Your task | Only the lines from the line containing "Output the text content of this document." to the end of the entries should be repeated, exactly as they appear.

**********

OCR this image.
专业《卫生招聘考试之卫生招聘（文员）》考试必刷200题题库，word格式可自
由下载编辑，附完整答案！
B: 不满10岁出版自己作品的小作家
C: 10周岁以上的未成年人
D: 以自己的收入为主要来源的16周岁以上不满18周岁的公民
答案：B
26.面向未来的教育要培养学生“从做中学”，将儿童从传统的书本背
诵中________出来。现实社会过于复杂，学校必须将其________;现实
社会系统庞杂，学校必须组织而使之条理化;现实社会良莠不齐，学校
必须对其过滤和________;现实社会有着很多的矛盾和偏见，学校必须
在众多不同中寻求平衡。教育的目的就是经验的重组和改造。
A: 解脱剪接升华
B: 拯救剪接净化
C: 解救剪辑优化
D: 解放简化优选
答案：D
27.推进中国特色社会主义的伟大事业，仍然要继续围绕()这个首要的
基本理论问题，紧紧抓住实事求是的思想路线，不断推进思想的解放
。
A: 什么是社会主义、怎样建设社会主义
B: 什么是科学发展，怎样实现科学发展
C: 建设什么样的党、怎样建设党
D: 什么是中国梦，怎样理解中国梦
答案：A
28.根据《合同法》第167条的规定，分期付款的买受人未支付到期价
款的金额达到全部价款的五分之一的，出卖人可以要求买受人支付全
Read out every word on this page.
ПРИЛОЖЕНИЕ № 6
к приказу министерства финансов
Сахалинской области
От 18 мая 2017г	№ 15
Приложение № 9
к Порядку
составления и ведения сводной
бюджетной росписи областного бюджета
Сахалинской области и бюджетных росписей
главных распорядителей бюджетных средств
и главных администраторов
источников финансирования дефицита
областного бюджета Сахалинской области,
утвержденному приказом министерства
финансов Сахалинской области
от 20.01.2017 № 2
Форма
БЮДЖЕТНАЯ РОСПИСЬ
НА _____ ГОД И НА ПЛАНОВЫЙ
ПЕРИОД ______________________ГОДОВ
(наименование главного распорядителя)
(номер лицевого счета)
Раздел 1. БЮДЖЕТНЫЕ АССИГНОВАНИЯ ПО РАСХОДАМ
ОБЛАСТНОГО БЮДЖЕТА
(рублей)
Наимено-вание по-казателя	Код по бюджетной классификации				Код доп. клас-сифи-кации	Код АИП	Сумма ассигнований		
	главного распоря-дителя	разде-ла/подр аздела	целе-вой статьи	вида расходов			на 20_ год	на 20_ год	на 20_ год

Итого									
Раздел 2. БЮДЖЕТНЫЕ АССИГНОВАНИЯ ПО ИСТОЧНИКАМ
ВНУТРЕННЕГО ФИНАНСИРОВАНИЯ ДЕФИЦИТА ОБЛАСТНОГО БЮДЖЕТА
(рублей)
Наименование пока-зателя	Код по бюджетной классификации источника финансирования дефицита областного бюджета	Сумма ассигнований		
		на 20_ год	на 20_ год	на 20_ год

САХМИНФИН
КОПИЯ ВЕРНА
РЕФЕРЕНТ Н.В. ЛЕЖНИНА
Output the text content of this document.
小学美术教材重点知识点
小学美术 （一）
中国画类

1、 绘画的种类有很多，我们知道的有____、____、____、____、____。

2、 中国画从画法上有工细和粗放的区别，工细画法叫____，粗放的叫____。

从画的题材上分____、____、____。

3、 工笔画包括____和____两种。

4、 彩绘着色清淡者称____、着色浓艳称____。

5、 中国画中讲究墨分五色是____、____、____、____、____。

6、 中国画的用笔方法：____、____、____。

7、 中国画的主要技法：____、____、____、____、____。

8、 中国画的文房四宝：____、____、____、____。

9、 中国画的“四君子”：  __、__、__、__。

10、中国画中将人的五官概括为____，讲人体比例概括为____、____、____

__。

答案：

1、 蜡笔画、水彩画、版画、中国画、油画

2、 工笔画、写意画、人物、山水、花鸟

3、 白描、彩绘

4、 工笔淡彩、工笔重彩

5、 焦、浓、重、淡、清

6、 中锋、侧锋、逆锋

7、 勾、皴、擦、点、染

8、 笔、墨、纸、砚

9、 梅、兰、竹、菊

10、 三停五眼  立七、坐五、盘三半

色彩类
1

**********

Exercise output |
Output the text content of this document.
小学美术教材重点知识点
小学美术 （一）
中国画类

1、 绘画的种类有很多，我们知道的有____、____、____、____、____。

2、 中国画从画法上有工细和粗放的区别，工细画法叫____，粗放的叫____。

从画的题材上分____、____、____。

3、 工笔画包括____和____两种。

4、 彩绘着色清淡者称____、着色浓艳称____。

5、 中国画中讲究墨分五色是____、____、____、____、____。

6、 中国画的用笔方法：____、____、____。

7、 中国画的主要技法：____、____、____、____、____。

8、 中国画的文房四宝：____、____、____、____。

9、 中国画的“四君子”：  __、__、__、__。

10、中国画中将人的五官概括为____，讲人体比例概括为____、____、____

__。

答案：

1、 蜡笔画、水彩画、版画、中国画、油画

2、 工笔画、写意画、人物、山水、花鸟

3、 白描、彩绘

4、 工笔淡彩、工笔重彩

5、 焦、浓、重、淡、清

6、 中锋、侧锋、逆锋

7、 勾、皴、擦、点、染

8、 笔、墨、纸、砚

9、 梅、兰、竹、菊

10、 三停五眼  立七、坐五、盘三半

色彩类
1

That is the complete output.